-- START Material provided --
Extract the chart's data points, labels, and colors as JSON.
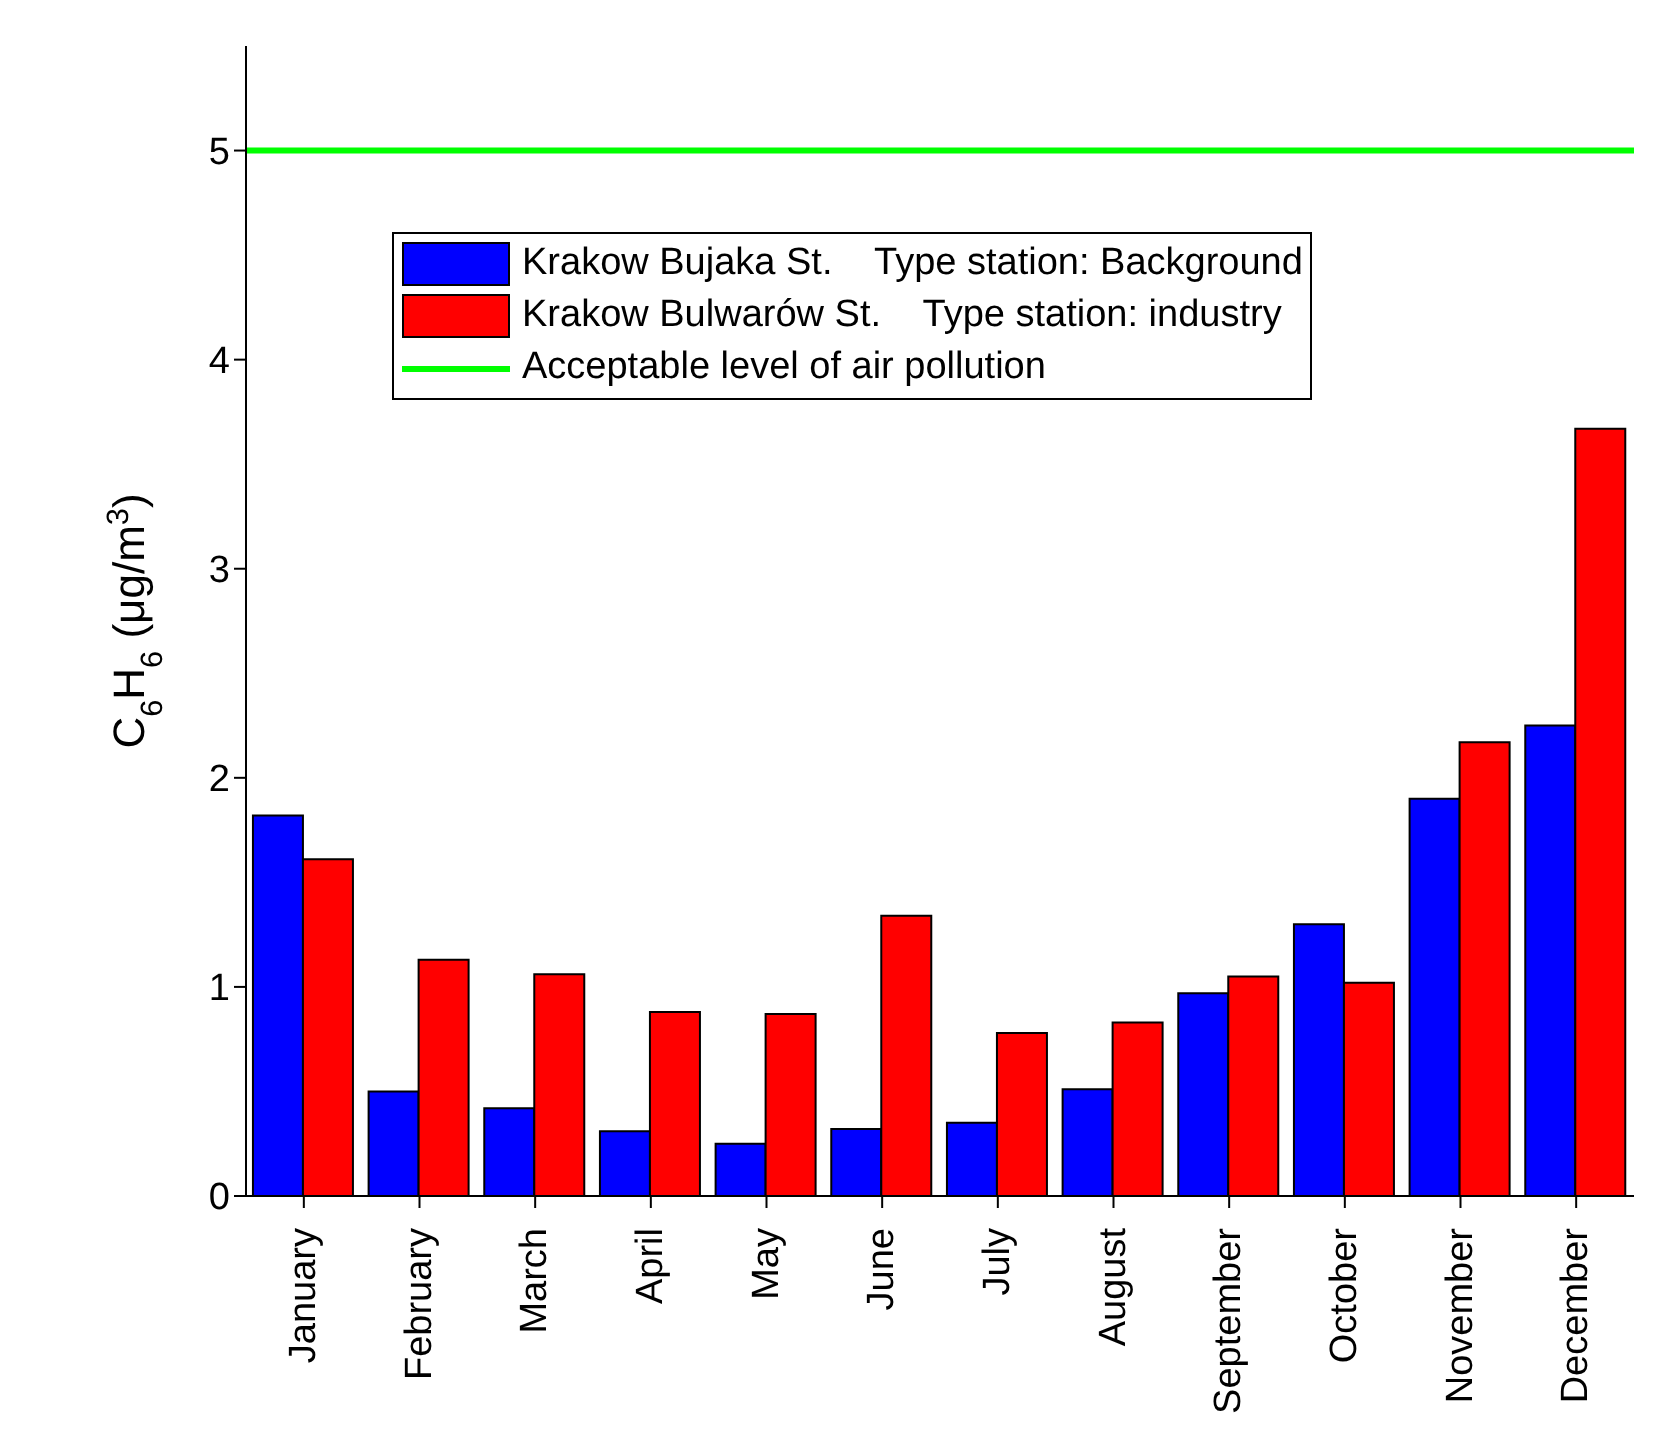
{
  "chart_data": {
    "type": "bar",
    "ylabel": "C$_{6}$H$_{6}$ (μg/m$^{3}$)",
    "categories": [
      "January",
      "February",
      "March",
      "April",
      "May",
      "June",
      "July",
      "August",
      "September",
      "October",
      "November",
      "December"
    ],
    "series": [
      {
        "name": "Krakow Bujaka St.    Type station: Background",
        "color": "#0000ff",
        "values": [
          1.82,
          0.5,
          0.42,
          0.31,
          0.25,
          0.32,
          0.35,
          0.51,
          0.97,
          1.3,
          1.9,
          2.25
        ]
      },
      {
        "name": "Krakow Bulwarów St.    Type station: industry",
        "color": "#ff0000",
        "values": [
          1.61,
          1.13,
          1.06,
          0.88,
          0.87,
          1.34,
          0.78,
          0.83,
          1.05,
          1.02,
          2.17,
          3.67
        ]
      }
    ],
    "ref_lines": [
      {
        "axis": "y",
        "value": 5,
        "label": "Acceptable level of air pollution",
        "color": "#00ff00"
      }
    ],
    "ylim": [
      0,
      5.5
    ],
    "yticks": [
      0,
      1,
      2,
      3,
      4,
      5
    ],
    "grid": false,
    "legend": "top"
  }
}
-- END Material provided --
→ Exercise aim:
Without the pictures, restate each entry exactly.

→ Written answer:
Extract the chart's data points, labels, and colors as JSON.
{
  "chart_data": {
    "type": "bar",
    "ylabel": "C$_{6}$H$_{6}$ (μg/m$^{3}$)",
    "categories": [
      "January",
      "February",
      "March",
      "April",
      "May",
      "June",
      "July",
      "August",
      "September",
      "October",
      "November",
      "December"
    ],
    "series": [
      {
        "name": "Krakow Bujaka St.    Type station: Background",
        "color": "#0000ff",
        "values": [
          1.82,
          0.5,
          0.42,
          0.31,
          0.25,
          0.32,
          0.35,
          0.51,
          0.97,
          1.3,
          1.9,
          2.25
        ]
      },
      {
        "name": "Krakow Bulwarów St.    Type station: industry",
        "color": "#ff0000",
        "values": [
          1.61,
          1.13,
          1.06,
          0.88,
          0.87,
          1.34,
          0.78,
          0.83,
          1.05,
          1.02,
          2.17,
          3.67
        ]
      }
    ],
    "ref_lines": [
      {
        "axis": "y",
        "value": 5,
        "label": "Acceptable level of air pollution",
        "color": "#00ff00"
      }
    ],
    "ylim": [
      0,
      5.5
    ],
    "yticks": [
      0,
      1,
      2,
      3,
      4,
      5
    ],
    "grid": false,
    "legend": "top"
  }
}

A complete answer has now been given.